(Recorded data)
#####
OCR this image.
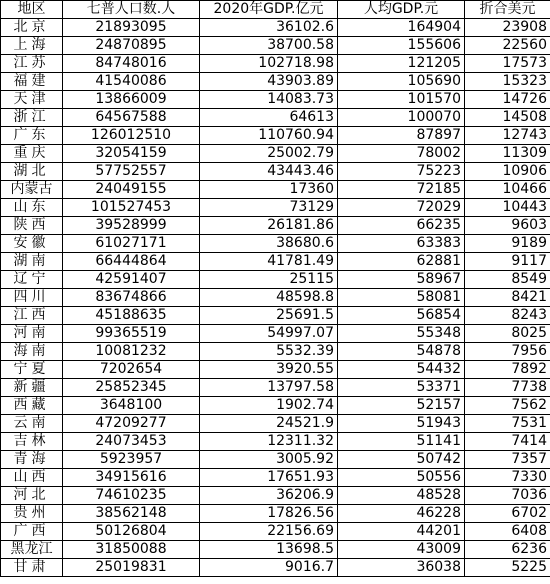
地区	七普人口数.人	2020年GDP.亿元	人均GDP.元	折合美元
北京	21893095	36102.6	164904	23908
上海	24870895	38700.58	155606	22560
江苏	84748016	102718.98	121205	17573
福建	41540086	43903.89	105690	15323
天津	13866009	14083.73	101570	14726
浙江	64567588	64613	100070	14508
广东	126012510	110760.94	87897	12743
重庆	32054159	25002.79	78002	11309
湖北	57752557	43443.46	75223	10906
内蒙古	24049155	17360	72185	10466
山东	101527453	73129	72029	10443
陕西	39528999	26181.86	66235	9603
安徽	61027171	38680.6	63383	9189
湖南	66444864	41781.49	62881	9117
辽宁	42591407	25115	58967	8549
四川	83674866	48598.8	58081	8421
江西	45188635	25691.5	56854	8243
河南	99365519	54997.07	55348	8025
海南	10081232	5532.39	54878	7956
宁夏	7202654	3920.55	54432	7892
新疆	25852345	13797.58	53371	7738
西藏	3648100	1902.74	52157	7562
云南	47209277	24521.9	51943	7531
吉林	24073453	12311.32	51141	7414
青海	5923957	3005.92	50742	7357
山西	34915616	17651.93	50556	7330
河北	74610235	36206.9	48528	7036
贵州	38562148	17826.56	46228	6702
广西	50126804	22156.69	44201	6408
黑龙江	31850088	13698.5	43009	6236
甘肃	25019831	9016.7	36038	5225
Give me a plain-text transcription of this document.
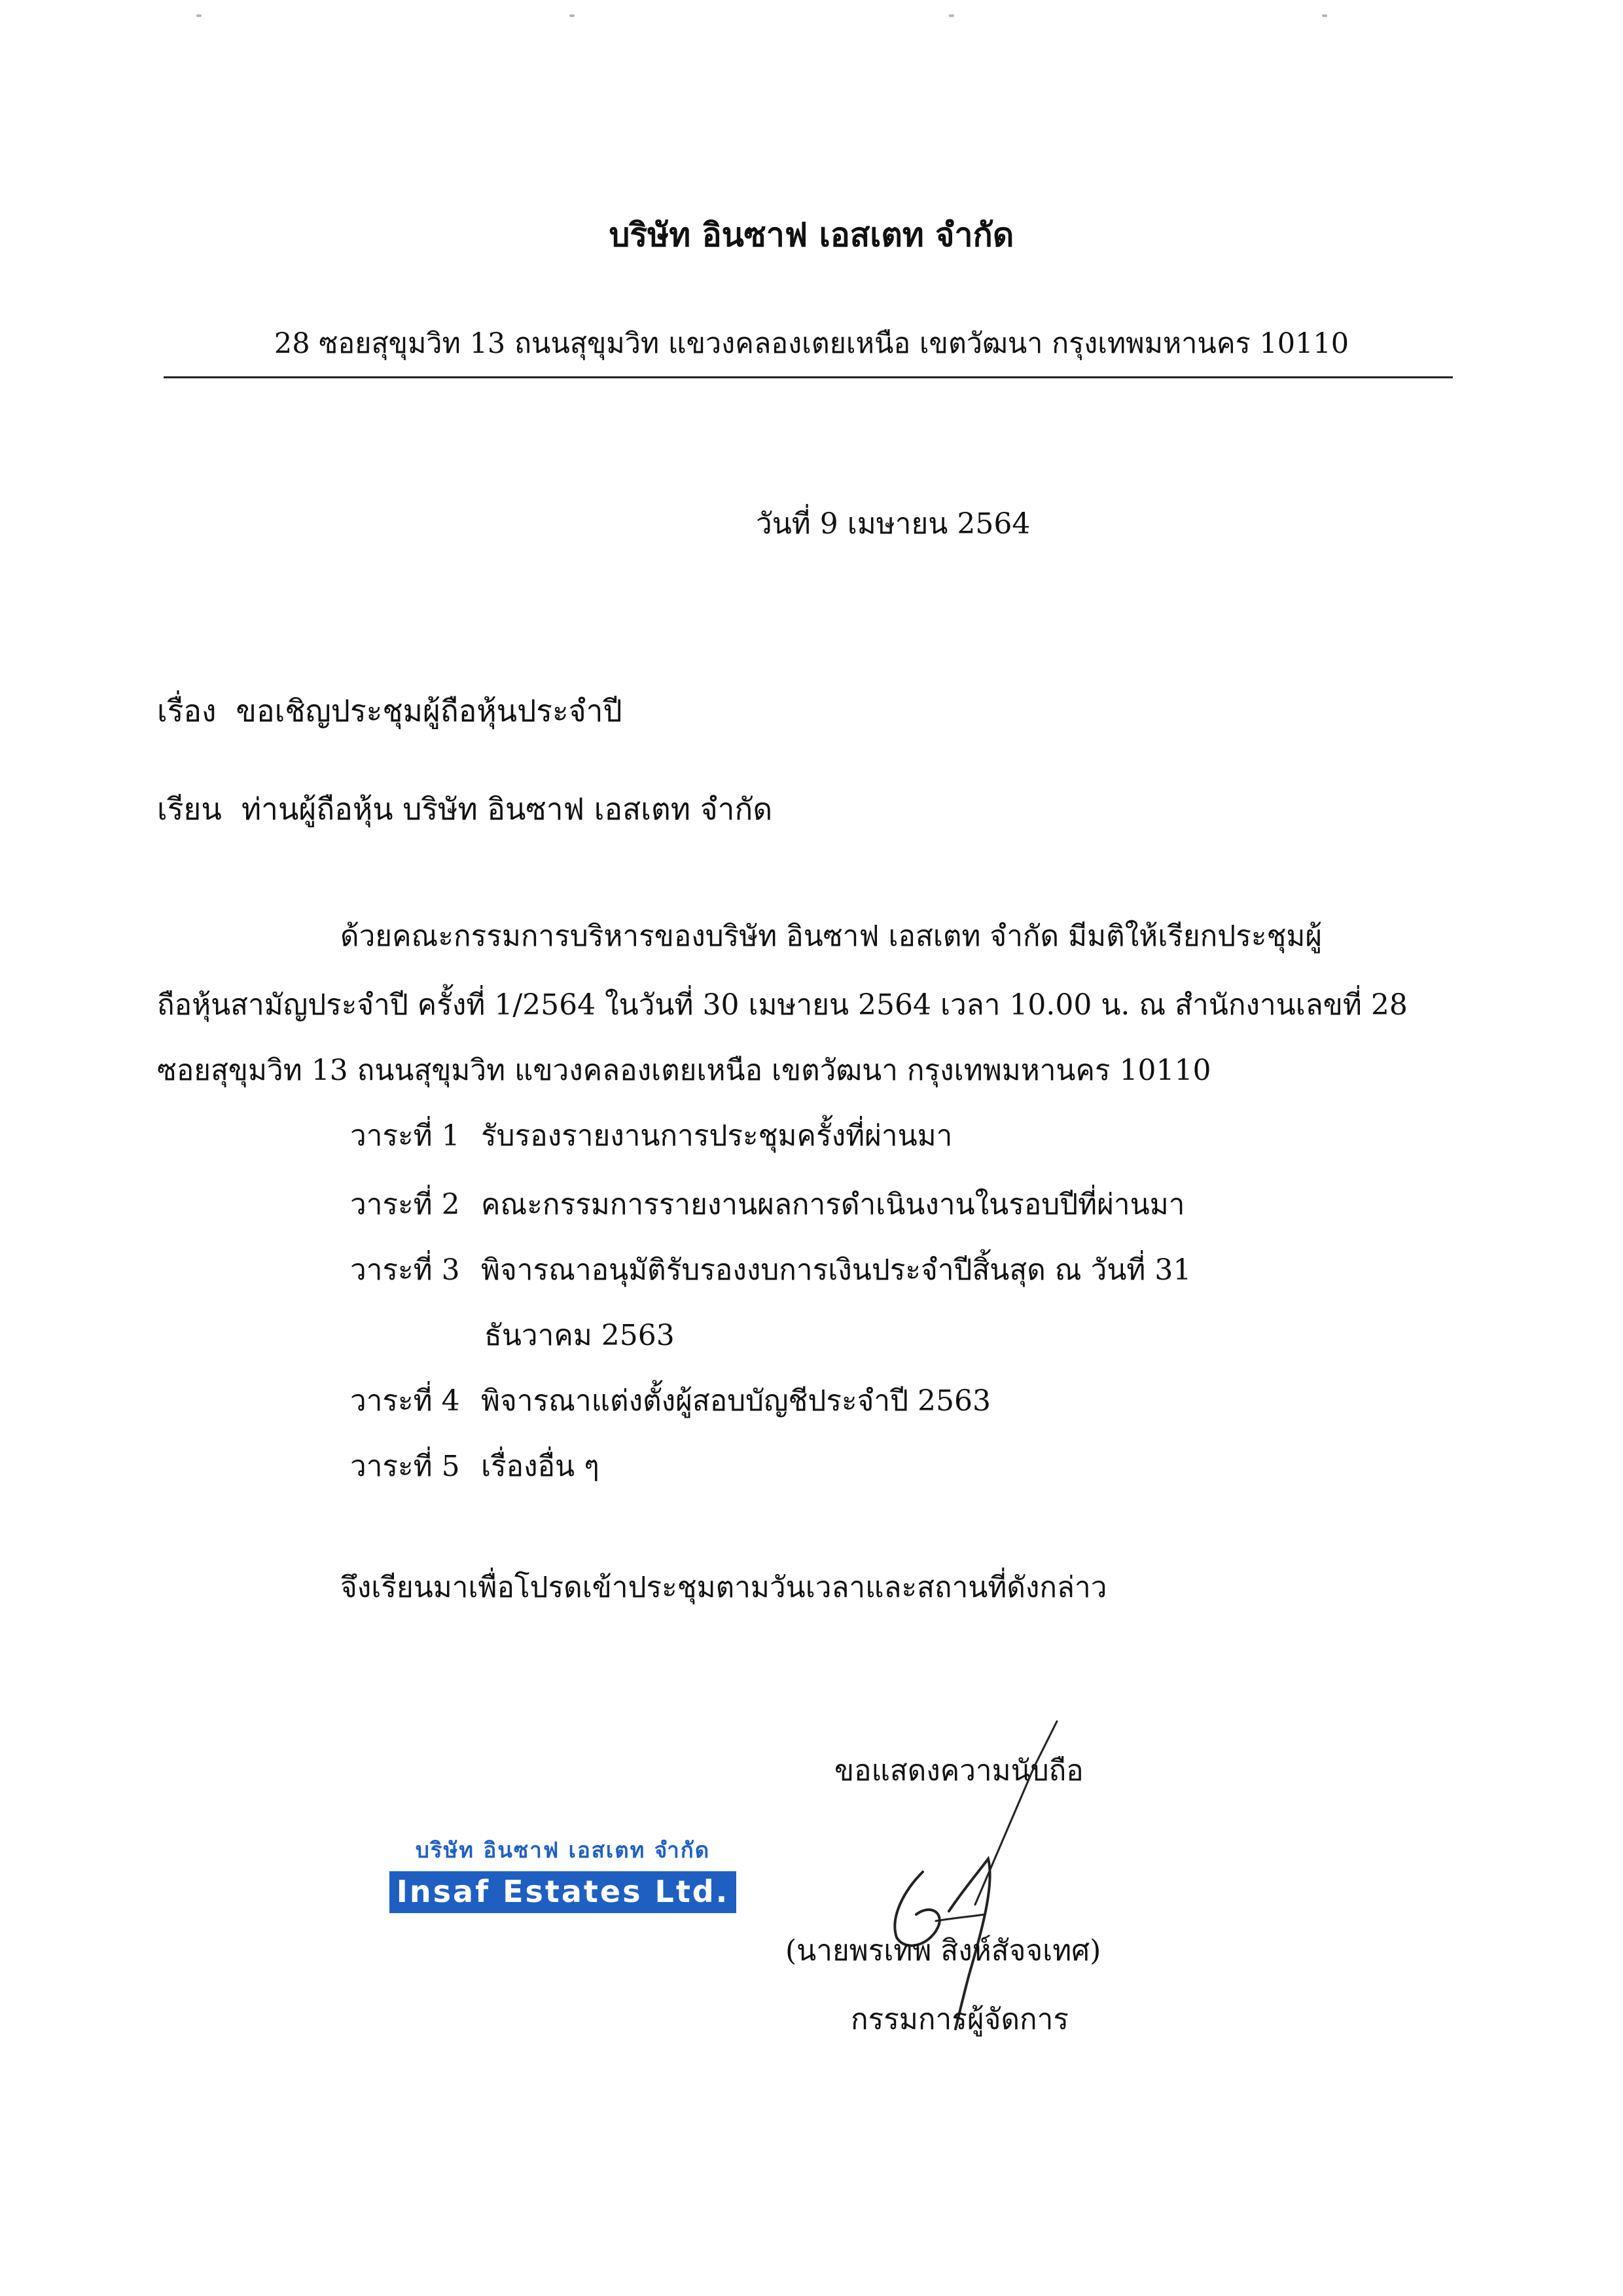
บริษัท อินซาฟ เอสเตท จำกัด
28 ซอยสุขุมวิท 13 ถนนสุขุมวิท แขวงคลองเตยเหนือ เขตวัฒนา กรุงเทพมหานคร 10110
วันที่ 9 เมษายน 2564
เรื่อง ขอเชิญประชุมผู้ถือหุ้นประจำปี
เรียน ท่านผู้ถือหุ้น บริษัท อินซาฟ เอสเตท จำกัด
ด้วยคณะกรรมการบริหารของบริษัท อินซาฟ เอสเตท จำกัด มีมติให้เรียกประชุมผู้
ถือหุ้นสามัญประจำปี ครั้งที่ 1/2564 ในวันที่ 30 เมษายน 2564 เวลา 10.00 น. ณ สำนักงานเลขที่ 28
ซอยสุขุมวิท 13 ถนนสุขุมวิท แขวงคลองเตยเหนือ เขตวัฒนา กรุงเทพมหานคร 10110
วาระที่ 1 รับรองรายงานการประชุมครั้งที่ผ่านมา
วาระที่ 2 คณะกรรมการรายงานผลการดำเนินงานในรอบปีที่ผ่านมา
วาระที่ 3 พิจารณาอนุมัติรับรองงบการเงินประจำปีสิ้นสุด ณ วันที่ 31
ธันวาคม 2563
วาระที่ 4 พิจารณาแต่งตั้งผู้สอบบัญชีประจำปี 2563
วาระที่ 5 เรื่องอื่น ๆ
จึงเรียนมาเพื่อโปรดเข้าประชุมตามวันเวลาและสถานที่ดังกล่าว
ขอแสดงความนับถือ
บริษัท อินซาฟ เอสเตท จำกัด
Insaf Estates Ltd.
(นายพรเทพ สิงห์สัจจเทศ)
กรรมการผู้จัดการ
#####
AIM OF THE EXERCISE → Without including any pictures, output all the entries above exactly.

RESULT FOR THIS EXERCISE →
OCR this image.
地区	七普人口数.人	2020年GDP.亿元	人均GDP.元	折合美元
北京	21893095	36102.6	164904	23908
上海	24870895	38700.58	155606	22560
江苏	84748016	102718.98	121205	17573
福建	41540086	43903.89	105690	15323
天津	13866009	14083.73	101570	14726
浙江	64567588	64613	100070	14508
广东	126012510	110760.94	87897	12743
重庆	32054159	25002.79	78002	11309
湖北	57752557	43443.46	75223	10906
内蒙古	24049155	17360	72185	10466
山东	101527453	73129	72029	10443
陕西	39528999	26181.86	66235	9603
安徽	61027171	38680.6	63383	9189
湖南	66444864	41781.49	62881	9117
辽宁	42591407	25115	58967	8549
四川	83674866	48598.8	58081	8421
江西	45188635	25691.5	56854	8243
河南	99365519	54997.07	55348	8025
海南	10081232	5532.39	54878	7956
宁夏	7202654	3920.55	54432	7892
新疆	25852345	13797.58	53371	7738
西藏	3648100	1902.74	52157	7562
云南	47209277	24521.9	51943	7531
吉林	24073453	12311.32	51141	7414
青海	5923957	3005.92	50742	7357
山西	34915616	17651.93	50556	7330
河北	74610235	36206.9	48528	7036
贵州	38562148	17826.56	46228	6702
广西	50126804	22156.69	44201	6408
黑龙江	31850088	13698.5	43009	6236
甘肃	25019831	9016.7	36038	5225
Give me a plain-text transcription of this document.
บริษัท อินซาฟ เอสเตท จำกัด
28 ซอยสุขุมวิท 13 ถนนสุขุมวิท แขวงคลองเตยเหนือ เขตวัฒนา กรุงเทพมหานคร 10110
วันที่ 9 เมษายน 2564
เรื่อง ขอเชิญประชุมผู้ถือหุ้นประจำปี
เรียน ท่านผู้ถือหุ้น บริษัท อินซาฟ เอสเตท จำกัด
ด้วยคณะกรรมการบริหารของบริษัท อินซาฟ เอสเตท จำกัด มีมติให้เรียกประชุมผู้
ถือหุ้นสามัญประจำปี ครั้งที่ 1/2564 ในวันที่ 30 เมษายน 2564 เวลา 10.00 น. ณ สำนักงานเลขที่ 28
ซอยสุขุมวิท 13 ถนนสุขุมวิท แขวงคลองเตยเหนือ เขตวัฒนา กรุงเทพมหานคร 10110
วาระที่ 1 รับรองรายงานการประชุมครั้งที่ผ่านมา
วาระที่ 2 คณะกรรมการรายงานผลการดำเนินงานในรอบปีที่ผ่านมา
วาระที่ 3 พิจารณาอนุมัติรับรองงบการเงินประจำปีสิ้นสุด ณ วันที่ 31
ธันวาคม 2563
วาระที่ 4 พิจารณาแต่งตั้งผู้สอบบัญชีประจำปี 2563
วาระที่ 5 เรื่องอื่น ๆ
จึงเรียนมาเพื่อโปรดเข้าประชุมตามวันเวลาและสถานที่ดังกล่าว
ขอแสดงความนับถือ
บริษัท อินซาฟ เอสเตท จำกัด
Insaf Estates Ltd.
(นายพรเทพ สิงห์สัจจเทศ)
กรรมการผู้จัดการ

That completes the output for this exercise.